▶ **Task material**:
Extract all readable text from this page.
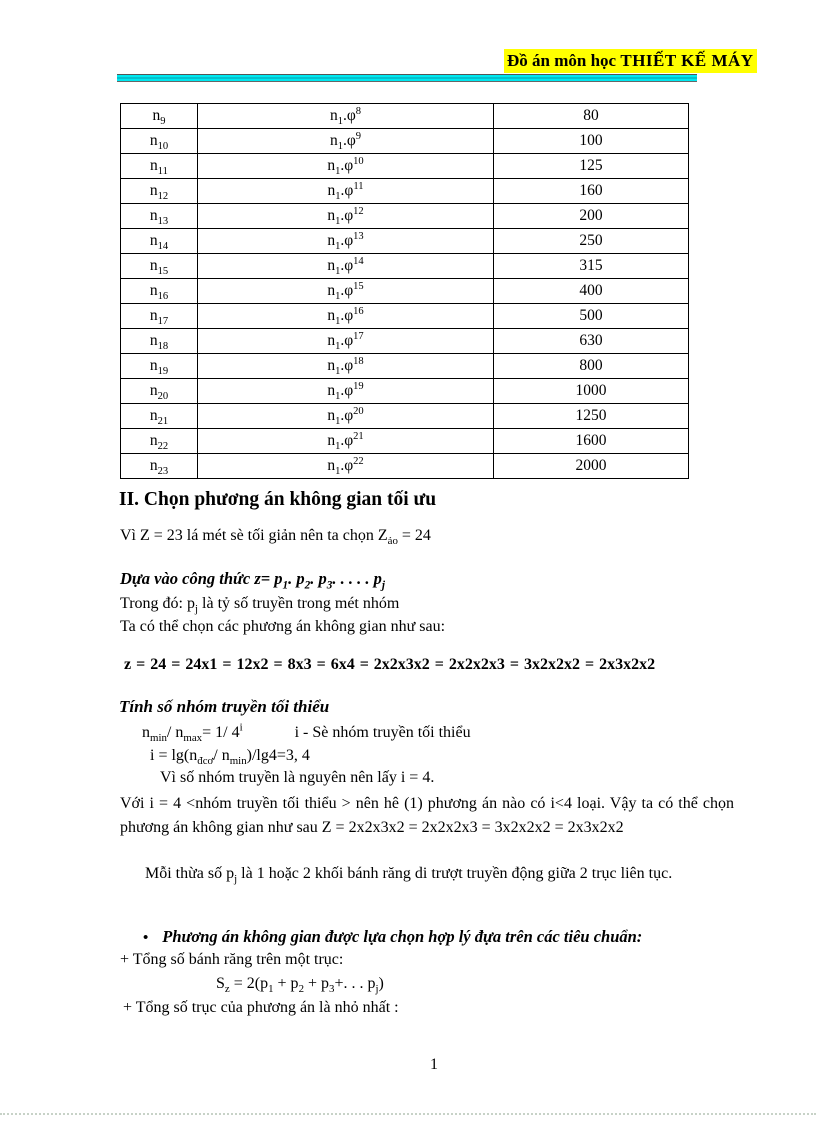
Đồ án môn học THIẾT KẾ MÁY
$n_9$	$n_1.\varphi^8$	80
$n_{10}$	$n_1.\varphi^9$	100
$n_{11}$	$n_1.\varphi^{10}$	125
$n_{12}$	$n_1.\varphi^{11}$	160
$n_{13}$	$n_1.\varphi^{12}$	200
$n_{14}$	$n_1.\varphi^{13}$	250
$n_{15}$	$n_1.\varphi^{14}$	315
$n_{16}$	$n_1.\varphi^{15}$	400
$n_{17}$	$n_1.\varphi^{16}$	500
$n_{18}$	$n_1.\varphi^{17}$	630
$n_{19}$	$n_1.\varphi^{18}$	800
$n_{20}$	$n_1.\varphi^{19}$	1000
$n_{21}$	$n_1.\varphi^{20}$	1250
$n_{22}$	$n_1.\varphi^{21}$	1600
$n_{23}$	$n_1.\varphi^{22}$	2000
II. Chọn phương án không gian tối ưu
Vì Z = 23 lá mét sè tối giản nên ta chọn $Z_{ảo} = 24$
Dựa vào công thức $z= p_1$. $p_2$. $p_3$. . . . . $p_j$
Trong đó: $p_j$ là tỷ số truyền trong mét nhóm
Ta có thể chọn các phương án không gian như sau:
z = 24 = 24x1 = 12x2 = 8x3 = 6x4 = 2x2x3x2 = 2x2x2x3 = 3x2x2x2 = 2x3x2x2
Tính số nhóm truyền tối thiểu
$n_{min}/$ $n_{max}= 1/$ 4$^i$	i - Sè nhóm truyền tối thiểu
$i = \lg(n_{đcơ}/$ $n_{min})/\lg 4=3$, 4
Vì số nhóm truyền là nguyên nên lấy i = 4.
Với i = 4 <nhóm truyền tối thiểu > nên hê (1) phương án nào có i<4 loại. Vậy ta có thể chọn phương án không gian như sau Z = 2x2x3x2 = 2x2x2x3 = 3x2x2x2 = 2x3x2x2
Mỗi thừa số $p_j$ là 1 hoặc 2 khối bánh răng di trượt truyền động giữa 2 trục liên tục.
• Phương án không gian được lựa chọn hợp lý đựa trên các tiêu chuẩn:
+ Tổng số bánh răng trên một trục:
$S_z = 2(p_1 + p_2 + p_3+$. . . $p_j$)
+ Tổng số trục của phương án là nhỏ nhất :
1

* * *

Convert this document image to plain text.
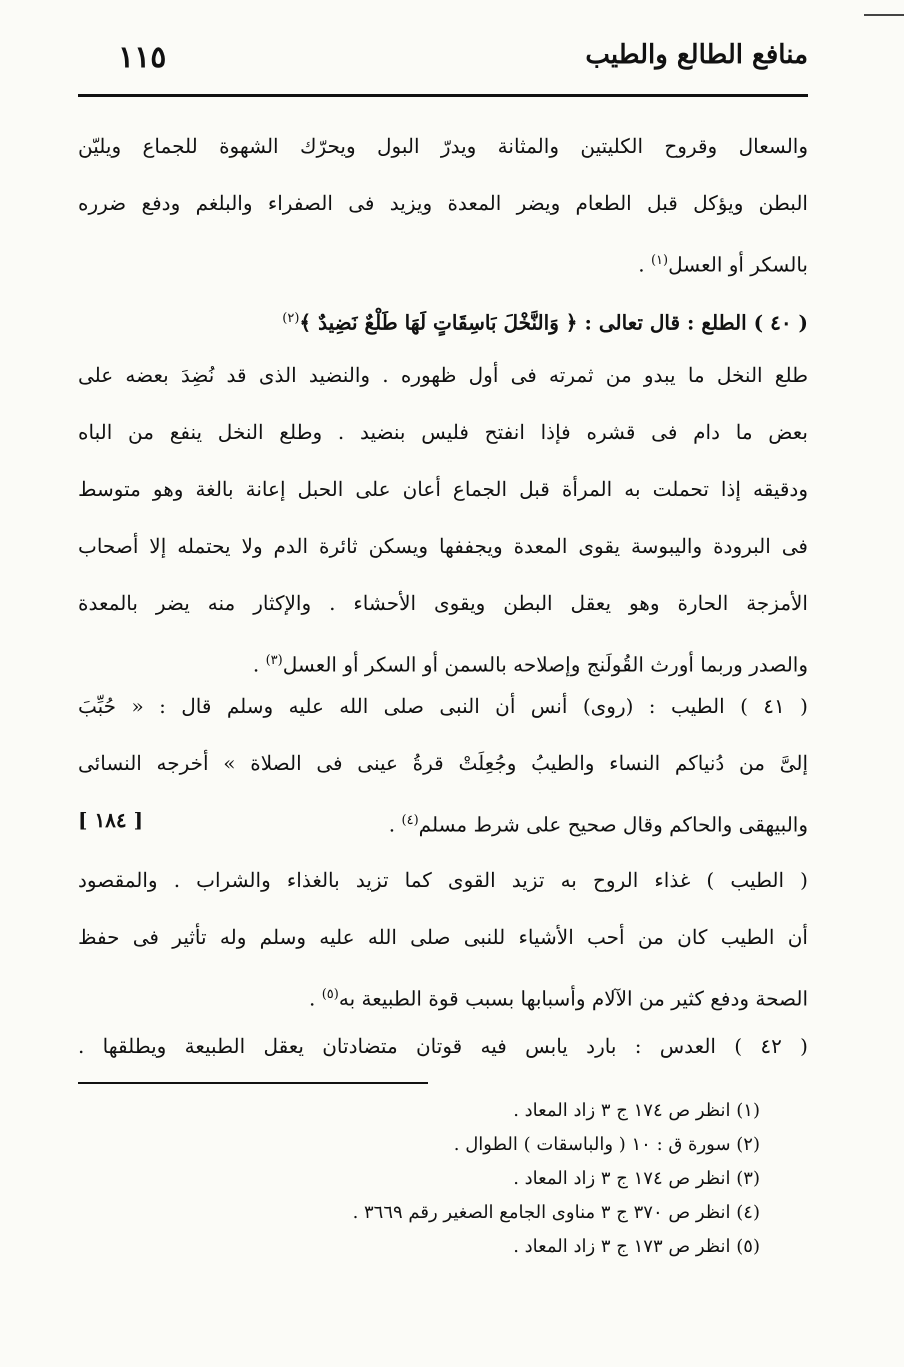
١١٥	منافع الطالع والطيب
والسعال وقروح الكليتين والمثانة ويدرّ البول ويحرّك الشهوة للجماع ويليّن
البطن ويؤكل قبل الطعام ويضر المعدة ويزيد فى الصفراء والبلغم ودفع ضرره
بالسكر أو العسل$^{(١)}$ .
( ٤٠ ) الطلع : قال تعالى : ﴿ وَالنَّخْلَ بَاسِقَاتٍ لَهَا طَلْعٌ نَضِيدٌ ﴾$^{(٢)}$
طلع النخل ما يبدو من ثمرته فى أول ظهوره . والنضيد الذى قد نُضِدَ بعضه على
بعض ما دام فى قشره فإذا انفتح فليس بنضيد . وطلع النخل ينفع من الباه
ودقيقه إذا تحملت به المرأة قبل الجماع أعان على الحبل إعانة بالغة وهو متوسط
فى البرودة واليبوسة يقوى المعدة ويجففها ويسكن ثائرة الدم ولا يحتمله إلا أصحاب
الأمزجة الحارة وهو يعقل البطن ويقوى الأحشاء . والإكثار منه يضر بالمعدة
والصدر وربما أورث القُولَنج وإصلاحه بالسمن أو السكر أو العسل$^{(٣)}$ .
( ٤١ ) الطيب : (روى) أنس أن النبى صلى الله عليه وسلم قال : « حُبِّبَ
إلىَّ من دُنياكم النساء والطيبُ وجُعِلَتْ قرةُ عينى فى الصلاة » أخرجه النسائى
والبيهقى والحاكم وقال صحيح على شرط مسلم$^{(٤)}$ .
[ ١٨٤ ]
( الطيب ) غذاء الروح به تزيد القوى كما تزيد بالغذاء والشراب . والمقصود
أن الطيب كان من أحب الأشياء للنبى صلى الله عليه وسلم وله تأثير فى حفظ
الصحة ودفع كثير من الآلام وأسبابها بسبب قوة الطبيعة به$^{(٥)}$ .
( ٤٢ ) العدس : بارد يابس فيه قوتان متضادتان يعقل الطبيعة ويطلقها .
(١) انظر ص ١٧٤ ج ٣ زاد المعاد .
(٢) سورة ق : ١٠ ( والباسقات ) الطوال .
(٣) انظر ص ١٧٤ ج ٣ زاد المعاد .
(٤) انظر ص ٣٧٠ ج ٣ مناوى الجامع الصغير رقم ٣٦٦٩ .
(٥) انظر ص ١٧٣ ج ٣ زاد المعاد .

---

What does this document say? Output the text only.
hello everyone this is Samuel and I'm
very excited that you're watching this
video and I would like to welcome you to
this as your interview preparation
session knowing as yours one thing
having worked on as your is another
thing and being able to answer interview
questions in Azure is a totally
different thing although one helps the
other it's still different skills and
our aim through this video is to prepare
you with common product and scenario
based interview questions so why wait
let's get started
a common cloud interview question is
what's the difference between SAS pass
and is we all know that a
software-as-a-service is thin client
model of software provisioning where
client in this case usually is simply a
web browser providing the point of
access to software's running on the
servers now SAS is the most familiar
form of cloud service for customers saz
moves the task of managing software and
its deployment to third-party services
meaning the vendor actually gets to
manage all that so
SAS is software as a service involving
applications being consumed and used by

▶ **What you need to do**: Copy whichever lines in the listing above contain the word "عليه".

▶ **Result of this task**:
( ٤١ ) الطيب : (روى) أنس أن النبى صلى الله عليه وسلم قال : « حُبِّبَ
أن الطيب كان من أحب الأشياء للنبى صلى الله عليه وسلم وله تأثير فى حفظ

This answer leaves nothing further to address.